» What is being asked: Where a line contains the word "reducción", copy that line in full.

▼▼▼

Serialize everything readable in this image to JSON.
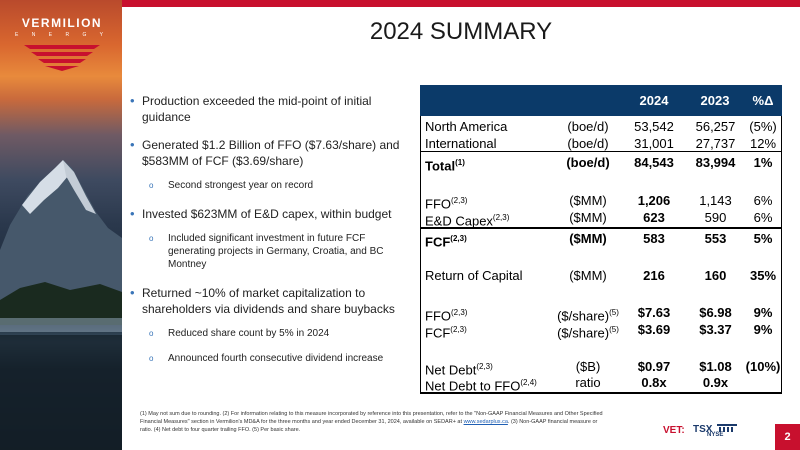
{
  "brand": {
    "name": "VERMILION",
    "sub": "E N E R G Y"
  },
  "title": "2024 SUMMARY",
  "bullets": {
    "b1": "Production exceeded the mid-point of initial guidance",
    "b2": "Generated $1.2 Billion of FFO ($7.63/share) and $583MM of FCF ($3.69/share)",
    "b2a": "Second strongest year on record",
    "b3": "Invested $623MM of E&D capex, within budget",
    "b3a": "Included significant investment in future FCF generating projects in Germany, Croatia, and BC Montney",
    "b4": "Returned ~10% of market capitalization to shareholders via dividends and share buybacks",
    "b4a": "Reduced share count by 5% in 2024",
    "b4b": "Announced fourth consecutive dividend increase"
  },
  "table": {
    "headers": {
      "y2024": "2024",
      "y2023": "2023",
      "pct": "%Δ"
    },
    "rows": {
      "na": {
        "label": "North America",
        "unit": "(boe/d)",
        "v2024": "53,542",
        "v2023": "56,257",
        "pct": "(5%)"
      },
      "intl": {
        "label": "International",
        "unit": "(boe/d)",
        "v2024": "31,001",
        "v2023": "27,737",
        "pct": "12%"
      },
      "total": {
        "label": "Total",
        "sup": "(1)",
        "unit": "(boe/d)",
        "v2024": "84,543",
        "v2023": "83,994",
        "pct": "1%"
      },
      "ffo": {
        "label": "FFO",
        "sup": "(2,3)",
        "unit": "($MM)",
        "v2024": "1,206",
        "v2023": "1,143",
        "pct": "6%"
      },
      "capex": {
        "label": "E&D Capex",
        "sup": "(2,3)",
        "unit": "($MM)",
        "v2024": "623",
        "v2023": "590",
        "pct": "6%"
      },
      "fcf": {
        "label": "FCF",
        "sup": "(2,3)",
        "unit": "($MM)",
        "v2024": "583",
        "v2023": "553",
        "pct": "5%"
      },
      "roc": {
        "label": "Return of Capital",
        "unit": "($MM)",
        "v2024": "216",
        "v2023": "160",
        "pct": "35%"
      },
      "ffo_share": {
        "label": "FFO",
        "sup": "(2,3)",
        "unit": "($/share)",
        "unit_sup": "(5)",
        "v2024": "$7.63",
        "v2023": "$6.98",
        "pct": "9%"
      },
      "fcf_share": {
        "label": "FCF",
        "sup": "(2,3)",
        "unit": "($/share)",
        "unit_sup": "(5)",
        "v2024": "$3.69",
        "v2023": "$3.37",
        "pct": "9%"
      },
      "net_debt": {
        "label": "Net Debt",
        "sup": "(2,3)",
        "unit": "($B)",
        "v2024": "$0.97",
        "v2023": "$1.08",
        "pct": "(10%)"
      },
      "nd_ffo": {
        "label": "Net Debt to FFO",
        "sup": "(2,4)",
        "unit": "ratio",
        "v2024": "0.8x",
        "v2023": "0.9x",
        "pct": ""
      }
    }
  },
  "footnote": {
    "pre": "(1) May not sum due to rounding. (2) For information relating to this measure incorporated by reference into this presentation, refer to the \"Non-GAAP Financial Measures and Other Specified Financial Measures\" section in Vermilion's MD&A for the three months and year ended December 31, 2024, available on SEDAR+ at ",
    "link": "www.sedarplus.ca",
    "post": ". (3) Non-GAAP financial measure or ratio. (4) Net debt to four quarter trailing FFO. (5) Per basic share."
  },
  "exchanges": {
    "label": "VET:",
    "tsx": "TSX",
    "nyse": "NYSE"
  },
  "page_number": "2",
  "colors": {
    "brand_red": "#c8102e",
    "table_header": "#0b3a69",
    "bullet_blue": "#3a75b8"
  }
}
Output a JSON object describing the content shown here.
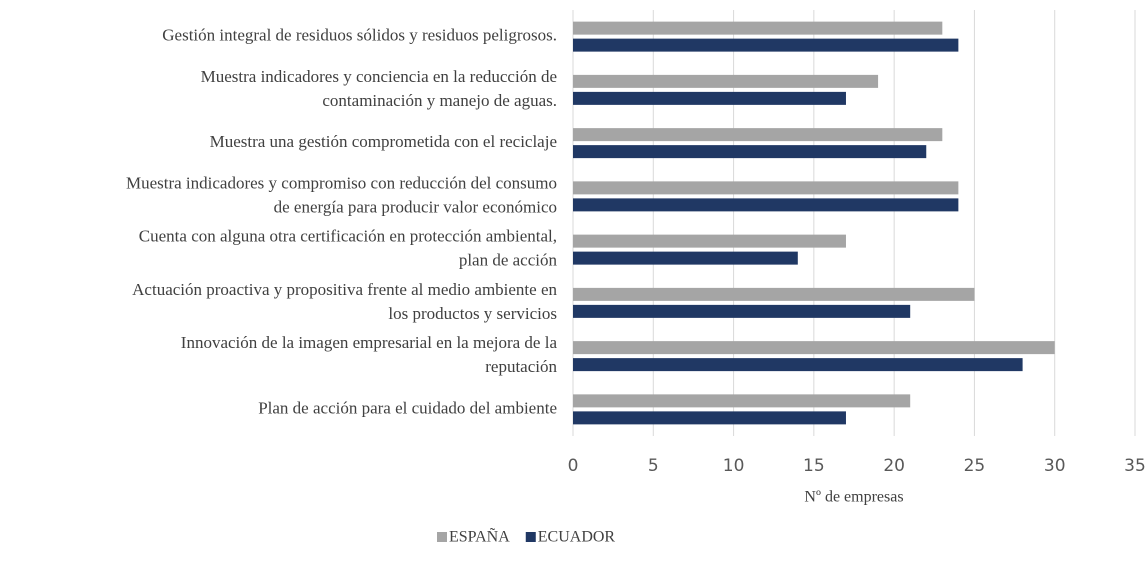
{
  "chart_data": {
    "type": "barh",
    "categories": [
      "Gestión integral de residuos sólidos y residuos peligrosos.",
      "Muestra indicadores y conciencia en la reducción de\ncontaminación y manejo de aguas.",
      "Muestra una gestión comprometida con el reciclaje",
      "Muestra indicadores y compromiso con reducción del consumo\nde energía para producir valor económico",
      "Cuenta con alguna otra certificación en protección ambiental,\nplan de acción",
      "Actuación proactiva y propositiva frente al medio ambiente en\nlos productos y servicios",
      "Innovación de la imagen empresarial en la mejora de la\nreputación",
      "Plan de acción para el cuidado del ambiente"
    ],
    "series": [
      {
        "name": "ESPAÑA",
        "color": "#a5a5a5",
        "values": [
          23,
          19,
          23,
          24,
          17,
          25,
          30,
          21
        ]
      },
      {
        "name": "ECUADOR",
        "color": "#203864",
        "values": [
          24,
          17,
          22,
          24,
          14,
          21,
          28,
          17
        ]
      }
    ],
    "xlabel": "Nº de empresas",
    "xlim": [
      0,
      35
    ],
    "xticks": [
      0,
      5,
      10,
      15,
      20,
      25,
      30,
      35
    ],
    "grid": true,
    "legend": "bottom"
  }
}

▲▲▲

» Result below:
      "Muestra indicadores y conciencia en la reducción de\ncontaminación y manejo de aguas.",
      "Muestra indicadores y compromiso con reducción del consumo\nde energía para producir valor económico",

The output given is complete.